━━━ Provided information

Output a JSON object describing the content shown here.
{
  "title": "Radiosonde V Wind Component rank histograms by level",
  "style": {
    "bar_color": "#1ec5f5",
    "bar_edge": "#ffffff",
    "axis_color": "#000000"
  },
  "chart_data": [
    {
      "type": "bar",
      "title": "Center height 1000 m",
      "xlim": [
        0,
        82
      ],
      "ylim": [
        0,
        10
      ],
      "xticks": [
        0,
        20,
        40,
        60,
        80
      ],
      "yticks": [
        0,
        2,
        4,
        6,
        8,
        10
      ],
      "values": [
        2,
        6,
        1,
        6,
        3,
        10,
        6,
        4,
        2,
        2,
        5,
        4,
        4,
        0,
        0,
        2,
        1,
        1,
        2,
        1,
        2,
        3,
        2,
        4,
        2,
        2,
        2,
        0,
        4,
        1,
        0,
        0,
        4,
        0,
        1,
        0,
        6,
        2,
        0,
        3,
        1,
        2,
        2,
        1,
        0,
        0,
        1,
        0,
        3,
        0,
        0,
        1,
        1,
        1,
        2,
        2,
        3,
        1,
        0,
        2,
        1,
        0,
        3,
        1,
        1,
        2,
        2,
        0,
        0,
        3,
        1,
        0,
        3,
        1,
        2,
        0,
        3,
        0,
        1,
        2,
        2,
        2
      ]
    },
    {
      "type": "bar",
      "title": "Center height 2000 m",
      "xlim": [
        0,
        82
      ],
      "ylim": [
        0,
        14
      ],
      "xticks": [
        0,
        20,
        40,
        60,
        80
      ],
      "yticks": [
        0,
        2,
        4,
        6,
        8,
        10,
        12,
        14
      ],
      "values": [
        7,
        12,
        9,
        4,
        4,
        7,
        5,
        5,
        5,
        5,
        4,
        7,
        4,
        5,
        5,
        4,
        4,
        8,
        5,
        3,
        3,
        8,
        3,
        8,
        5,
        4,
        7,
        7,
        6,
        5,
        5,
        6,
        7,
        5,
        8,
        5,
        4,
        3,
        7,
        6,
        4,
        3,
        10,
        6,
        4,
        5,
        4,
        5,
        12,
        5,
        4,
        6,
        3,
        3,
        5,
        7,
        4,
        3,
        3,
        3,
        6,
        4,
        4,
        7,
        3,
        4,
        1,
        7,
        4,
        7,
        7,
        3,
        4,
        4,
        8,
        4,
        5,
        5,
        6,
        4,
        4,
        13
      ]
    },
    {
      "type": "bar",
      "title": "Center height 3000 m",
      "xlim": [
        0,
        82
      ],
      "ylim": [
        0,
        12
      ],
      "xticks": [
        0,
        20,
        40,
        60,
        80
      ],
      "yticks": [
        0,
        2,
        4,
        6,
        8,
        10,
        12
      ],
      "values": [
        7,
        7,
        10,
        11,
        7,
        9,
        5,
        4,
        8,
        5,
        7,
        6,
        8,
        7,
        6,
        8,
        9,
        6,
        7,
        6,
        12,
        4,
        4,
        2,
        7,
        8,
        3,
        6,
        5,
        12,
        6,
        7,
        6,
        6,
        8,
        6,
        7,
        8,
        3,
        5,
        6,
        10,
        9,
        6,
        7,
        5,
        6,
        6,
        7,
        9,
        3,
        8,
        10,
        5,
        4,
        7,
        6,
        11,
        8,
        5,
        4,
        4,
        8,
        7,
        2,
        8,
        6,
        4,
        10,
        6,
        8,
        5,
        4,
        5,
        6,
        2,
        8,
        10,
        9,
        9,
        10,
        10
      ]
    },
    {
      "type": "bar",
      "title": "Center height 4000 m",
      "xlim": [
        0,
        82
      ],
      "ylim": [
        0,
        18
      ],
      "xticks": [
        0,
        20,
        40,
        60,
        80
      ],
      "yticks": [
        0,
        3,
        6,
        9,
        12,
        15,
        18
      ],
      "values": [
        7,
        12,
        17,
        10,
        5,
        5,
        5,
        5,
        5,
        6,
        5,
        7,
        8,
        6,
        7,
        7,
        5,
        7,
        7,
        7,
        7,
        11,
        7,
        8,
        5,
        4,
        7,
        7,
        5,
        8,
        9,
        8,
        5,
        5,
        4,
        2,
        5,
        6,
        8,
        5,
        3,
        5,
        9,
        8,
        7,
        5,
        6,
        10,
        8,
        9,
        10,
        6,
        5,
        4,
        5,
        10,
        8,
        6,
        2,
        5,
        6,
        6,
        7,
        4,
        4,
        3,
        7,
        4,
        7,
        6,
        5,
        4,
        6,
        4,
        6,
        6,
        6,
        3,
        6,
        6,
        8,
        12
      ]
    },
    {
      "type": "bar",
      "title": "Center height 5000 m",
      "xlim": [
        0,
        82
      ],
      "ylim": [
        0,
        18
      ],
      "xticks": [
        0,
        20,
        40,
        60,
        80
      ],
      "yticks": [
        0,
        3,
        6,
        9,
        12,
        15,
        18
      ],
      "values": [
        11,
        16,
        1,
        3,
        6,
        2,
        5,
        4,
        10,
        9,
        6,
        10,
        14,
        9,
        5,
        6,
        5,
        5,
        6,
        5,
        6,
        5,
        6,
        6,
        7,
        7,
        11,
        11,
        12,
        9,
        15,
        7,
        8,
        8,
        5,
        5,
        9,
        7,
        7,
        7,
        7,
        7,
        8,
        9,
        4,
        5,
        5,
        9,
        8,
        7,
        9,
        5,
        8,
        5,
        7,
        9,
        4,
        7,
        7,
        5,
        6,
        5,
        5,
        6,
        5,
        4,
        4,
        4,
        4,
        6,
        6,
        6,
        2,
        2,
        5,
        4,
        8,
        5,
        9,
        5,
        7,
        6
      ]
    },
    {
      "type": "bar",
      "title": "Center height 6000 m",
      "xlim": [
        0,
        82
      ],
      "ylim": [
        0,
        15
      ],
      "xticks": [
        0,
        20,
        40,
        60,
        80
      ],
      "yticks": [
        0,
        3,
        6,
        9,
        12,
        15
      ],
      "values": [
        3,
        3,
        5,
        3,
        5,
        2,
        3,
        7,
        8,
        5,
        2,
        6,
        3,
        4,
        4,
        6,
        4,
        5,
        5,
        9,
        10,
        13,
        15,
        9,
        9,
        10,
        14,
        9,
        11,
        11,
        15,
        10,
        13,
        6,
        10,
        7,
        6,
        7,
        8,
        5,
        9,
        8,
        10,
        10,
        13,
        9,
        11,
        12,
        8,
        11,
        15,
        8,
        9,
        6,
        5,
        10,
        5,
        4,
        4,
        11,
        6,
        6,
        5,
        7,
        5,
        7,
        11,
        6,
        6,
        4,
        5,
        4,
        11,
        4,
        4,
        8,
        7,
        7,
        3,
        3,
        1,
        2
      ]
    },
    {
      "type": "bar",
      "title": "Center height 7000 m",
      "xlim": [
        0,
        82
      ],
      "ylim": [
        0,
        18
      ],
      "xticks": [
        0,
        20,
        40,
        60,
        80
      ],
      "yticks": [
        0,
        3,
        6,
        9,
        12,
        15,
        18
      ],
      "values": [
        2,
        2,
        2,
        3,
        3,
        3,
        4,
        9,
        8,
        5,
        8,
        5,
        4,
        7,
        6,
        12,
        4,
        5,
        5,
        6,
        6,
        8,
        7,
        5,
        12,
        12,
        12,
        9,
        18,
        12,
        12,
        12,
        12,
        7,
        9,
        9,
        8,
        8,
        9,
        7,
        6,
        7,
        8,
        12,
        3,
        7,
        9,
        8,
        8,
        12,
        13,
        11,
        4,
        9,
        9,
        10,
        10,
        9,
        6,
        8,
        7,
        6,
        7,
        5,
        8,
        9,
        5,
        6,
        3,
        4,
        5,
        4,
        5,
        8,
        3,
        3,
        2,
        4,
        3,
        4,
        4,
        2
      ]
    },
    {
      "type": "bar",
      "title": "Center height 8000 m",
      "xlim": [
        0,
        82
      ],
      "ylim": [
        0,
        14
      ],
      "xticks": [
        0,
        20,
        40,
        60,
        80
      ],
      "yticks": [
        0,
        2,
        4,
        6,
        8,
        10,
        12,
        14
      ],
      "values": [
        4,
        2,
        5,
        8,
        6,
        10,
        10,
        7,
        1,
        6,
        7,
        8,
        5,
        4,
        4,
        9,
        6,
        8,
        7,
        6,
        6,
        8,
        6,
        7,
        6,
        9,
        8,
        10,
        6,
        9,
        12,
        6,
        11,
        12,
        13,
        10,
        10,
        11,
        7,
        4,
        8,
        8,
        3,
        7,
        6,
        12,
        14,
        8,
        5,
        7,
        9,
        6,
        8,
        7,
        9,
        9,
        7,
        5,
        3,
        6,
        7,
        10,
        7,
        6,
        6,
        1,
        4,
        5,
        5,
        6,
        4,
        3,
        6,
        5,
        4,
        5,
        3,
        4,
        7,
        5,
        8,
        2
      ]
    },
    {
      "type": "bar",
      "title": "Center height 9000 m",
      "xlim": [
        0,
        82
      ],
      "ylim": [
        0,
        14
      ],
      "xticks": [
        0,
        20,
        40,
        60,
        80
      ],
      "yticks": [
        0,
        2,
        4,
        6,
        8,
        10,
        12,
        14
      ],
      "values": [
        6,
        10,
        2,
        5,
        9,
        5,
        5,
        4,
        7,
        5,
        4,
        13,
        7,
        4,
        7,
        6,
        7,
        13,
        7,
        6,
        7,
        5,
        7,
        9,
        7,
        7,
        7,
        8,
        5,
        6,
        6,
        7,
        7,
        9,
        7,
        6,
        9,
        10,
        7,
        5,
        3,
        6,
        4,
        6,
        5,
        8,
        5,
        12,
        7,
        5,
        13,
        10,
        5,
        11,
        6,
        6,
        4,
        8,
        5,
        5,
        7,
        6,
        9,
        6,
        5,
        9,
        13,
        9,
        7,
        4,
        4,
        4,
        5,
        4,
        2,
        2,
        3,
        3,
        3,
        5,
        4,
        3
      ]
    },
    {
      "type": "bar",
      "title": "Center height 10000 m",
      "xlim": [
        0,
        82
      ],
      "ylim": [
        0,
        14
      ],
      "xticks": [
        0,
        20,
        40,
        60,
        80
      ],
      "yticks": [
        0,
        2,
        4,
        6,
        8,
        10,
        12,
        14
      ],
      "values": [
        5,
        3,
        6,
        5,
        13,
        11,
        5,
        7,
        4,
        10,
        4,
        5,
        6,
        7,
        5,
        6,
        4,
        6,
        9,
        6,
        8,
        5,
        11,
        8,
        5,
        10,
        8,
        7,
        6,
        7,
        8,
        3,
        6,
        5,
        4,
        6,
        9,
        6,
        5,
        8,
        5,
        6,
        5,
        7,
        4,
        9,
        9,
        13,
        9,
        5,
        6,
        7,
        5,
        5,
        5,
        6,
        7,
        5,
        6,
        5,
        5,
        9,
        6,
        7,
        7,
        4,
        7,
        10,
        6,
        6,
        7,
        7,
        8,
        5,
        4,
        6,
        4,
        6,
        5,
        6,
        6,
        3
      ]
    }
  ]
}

━━━━━━
━━━ Provided information

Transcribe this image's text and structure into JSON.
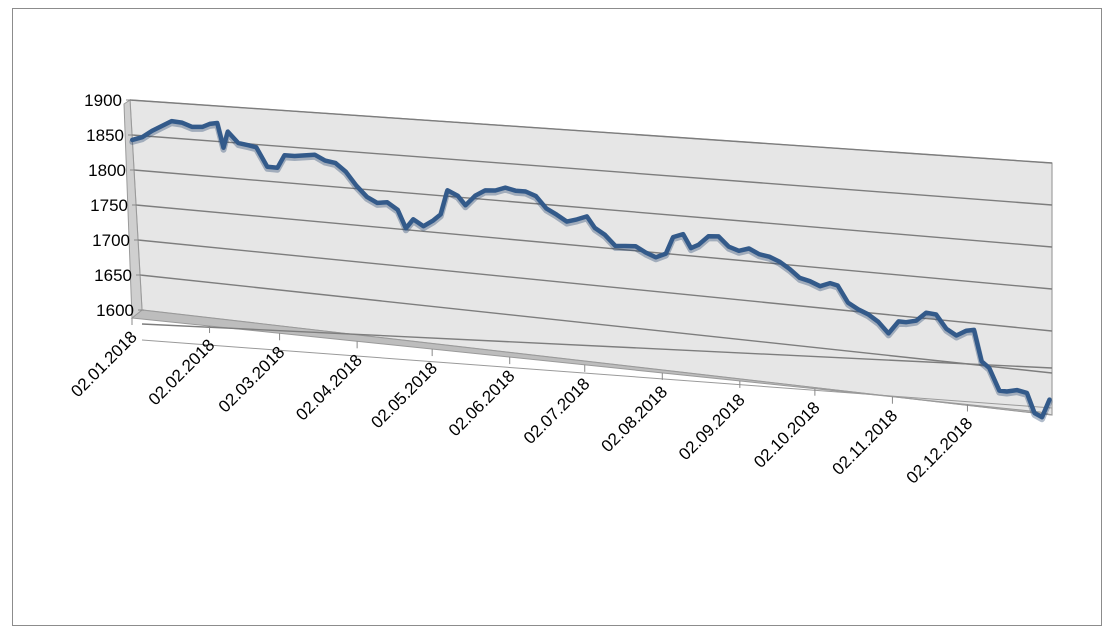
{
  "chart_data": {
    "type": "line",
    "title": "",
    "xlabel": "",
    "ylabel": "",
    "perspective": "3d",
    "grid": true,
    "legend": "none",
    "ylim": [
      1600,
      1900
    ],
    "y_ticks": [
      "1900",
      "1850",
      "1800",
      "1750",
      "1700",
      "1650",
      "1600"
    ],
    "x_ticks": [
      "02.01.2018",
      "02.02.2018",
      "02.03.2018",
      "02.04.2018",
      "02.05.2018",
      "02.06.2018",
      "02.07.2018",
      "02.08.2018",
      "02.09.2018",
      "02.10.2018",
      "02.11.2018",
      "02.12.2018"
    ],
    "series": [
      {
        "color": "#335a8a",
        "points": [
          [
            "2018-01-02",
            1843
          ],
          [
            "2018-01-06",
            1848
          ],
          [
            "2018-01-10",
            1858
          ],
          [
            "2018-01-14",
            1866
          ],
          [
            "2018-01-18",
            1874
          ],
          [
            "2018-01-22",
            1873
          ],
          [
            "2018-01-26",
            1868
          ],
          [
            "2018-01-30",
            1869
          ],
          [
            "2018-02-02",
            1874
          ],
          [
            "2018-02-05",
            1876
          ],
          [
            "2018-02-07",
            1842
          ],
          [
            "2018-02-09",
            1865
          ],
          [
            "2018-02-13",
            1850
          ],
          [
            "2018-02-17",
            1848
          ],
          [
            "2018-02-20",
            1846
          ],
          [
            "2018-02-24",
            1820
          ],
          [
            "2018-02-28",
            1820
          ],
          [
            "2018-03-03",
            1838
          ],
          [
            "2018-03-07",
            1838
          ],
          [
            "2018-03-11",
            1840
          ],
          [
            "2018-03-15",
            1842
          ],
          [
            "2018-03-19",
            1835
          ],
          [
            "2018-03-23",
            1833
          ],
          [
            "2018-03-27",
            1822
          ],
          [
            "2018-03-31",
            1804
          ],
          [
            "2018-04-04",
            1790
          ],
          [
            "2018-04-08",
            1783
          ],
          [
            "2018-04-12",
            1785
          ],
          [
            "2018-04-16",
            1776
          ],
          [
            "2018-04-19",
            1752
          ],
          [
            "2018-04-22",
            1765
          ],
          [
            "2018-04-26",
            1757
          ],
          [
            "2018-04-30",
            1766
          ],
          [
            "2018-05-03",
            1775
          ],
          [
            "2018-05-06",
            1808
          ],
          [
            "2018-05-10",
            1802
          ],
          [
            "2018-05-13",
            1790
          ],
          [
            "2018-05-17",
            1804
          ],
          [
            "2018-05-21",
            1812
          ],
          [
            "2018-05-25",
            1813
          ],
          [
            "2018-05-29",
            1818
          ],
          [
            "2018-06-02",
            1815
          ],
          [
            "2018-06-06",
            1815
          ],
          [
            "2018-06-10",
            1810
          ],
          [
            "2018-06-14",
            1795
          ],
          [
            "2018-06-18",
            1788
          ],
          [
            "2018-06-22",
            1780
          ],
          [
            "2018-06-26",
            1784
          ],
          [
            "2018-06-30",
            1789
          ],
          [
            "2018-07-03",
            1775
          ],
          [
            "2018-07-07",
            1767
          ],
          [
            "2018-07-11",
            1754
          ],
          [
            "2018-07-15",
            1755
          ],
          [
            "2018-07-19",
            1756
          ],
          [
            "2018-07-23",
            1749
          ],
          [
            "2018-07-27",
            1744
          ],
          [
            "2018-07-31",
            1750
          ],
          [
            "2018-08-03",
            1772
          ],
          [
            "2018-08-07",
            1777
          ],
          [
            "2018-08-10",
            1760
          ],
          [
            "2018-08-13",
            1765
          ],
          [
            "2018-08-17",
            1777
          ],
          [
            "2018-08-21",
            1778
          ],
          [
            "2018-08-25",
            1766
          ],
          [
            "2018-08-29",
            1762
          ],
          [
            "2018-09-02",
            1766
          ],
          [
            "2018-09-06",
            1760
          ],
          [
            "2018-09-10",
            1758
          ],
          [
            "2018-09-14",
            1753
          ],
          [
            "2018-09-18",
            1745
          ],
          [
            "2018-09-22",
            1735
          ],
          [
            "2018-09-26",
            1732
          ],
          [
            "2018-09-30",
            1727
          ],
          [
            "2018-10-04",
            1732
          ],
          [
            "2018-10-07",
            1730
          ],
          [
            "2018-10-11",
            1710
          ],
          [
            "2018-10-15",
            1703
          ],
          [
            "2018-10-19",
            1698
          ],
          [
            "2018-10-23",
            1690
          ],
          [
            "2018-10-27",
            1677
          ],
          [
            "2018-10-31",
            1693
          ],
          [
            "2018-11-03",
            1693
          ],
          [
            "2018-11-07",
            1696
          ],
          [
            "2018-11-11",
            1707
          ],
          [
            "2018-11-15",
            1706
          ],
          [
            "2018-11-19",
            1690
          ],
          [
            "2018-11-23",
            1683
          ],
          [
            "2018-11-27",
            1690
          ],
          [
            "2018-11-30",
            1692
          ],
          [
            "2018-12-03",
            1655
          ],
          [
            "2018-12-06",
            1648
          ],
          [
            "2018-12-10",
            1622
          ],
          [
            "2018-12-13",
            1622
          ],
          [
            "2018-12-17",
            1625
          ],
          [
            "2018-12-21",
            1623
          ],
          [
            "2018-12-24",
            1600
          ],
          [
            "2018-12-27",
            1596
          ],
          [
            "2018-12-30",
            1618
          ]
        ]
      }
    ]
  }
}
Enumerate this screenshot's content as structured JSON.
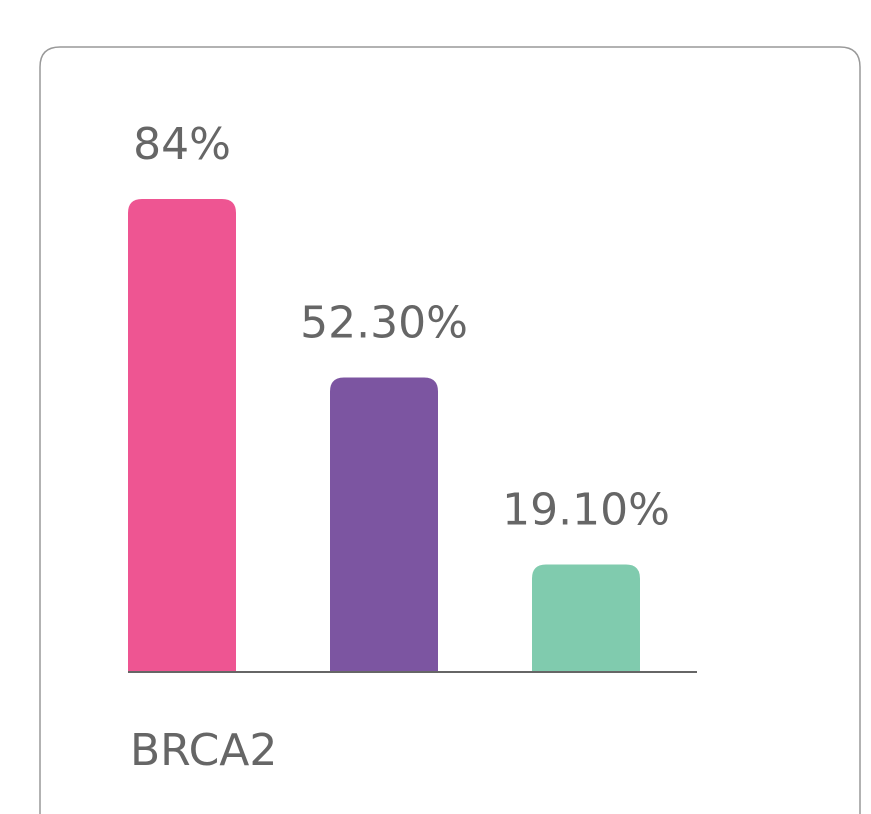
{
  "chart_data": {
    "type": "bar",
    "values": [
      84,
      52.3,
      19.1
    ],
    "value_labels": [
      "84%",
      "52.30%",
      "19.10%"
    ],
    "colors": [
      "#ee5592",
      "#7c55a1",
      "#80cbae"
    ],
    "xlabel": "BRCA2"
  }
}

━━━━━━
━━━ Provided information

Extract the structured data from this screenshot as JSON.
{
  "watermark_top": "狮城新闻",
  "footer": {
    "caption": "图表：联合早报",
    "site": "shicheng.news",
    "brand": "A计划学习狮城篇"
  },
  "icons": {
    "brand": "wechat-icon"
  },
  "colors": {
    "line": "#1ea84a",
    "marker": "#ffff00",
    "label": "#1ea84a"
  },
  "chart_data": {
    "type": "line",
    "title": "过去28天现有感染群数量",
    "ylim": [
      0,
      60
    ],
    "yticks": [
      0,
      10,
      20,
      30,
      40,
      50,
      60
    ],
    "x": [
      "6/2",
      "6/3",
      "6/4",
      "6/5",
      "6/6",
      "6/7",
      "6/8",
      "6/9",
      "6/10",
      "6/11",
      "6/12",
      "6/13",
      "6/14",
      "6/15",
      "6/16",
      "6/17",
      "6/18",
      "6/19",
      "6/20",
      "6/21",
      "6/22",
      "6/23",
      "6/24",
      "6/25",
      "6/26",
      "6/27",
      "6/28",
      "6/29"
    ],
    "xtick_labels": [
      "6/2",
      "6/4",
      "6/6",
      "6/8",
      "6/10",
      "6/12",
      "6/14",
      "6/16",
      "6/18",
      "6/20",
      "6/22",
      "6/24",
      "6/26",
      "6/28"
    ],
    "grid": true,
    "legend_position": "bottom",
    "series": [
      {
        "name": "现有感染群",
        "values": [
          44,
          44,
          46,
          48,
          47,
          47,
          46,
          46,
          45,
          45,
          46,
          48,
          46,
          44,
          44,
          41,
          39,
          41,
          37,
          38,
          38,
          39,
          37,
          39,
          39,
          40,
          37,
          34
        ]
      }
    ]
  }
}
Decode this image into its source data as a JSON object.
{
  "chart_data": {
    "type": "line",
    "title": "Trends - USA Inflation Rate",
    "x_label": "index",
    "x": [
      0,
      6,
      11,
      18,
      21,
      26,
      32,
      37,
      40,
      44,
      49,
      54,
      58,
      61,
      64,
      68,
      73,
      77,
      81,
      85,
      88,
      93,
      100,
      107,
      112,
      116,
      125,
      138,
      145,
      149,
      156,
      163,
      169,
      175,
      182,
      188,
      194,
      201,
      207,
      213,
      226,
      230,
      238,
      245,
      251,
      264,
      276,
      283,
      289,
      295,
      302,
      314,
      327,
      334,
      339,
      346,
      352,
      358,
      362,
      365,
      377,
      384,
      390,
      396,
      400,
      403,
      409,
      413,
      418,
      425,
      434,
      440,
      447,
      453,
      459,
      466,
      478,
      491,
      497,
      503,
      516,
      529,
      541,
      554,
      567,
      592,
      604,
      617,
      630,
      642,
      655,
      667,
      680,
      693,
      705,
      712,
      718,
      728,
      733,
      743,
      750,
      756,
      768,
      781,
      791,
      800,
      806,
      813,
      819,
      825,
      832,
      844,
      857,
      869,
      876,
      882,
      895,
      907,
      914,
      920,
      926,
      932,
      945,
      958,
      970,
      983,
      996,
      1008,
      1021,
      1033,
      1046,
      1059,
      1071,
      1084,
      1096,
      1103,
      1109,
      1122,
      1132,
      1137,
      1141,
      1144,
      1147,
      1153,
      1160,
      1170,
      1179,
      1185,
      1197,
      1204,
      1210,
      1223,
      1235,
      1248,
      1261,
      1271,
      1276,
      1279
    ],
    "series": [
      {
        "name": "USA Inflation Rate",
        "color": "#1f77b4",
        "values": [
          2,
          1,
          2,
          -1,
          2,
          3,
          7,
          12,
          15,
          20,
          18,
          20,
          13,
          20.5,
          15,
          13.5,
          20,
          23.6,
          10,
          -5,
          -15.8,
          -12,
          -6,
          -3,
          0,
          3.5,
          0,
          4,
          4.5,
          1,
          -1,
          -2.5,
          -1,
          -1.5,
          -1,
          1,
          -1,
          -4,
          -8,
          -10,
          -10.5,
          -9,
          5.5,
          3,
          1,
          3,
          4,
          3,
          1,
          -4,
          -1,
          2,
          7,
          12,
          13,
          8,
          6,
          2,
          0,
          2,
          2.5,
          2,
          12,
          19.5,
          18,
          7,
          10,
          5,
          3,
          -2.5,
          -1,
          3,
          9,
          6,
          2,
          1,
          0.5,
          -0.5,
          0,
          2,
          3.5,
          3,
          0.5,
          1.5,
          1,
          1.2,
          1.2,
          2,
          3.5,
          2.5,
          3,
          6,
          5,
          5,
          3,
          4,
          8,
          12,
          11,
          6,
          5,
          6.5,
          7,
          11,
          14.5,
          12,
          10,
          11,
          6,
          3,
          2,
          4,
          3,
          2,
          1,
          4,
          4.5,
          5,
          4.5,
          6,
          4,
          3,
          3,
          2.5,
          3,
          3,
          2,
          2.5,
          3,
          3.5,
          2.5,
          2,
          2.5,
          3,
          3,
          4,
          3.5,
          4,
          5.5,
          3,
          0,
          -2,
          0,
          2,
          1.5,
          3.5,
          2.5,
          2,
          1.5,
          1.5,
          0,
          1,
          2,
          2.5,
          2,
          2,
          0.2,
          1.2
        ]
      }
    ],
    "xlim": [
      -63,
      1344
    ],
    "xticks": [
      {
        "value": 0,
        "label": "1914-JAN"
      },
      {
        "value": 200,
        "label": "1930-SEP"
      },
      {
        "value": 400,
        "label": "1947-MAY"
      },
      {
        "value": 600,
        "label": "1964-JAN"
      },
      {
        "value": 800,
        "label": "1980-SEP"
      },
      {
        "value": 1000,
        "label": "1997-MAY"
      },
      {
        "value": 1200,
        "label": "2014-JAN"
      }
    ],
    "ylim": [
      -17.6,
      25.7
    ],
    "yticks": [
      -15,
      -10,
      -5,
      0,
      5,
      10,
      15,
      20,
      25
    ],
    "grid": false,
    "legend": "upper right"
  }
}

━━━━━━

* _What you should do_: List every line above that holds the word "screenshot".

* _Right answer_:
Enumerate this screenshot's content as structured JSON.
Extract the structured data from this screenshot as JSON.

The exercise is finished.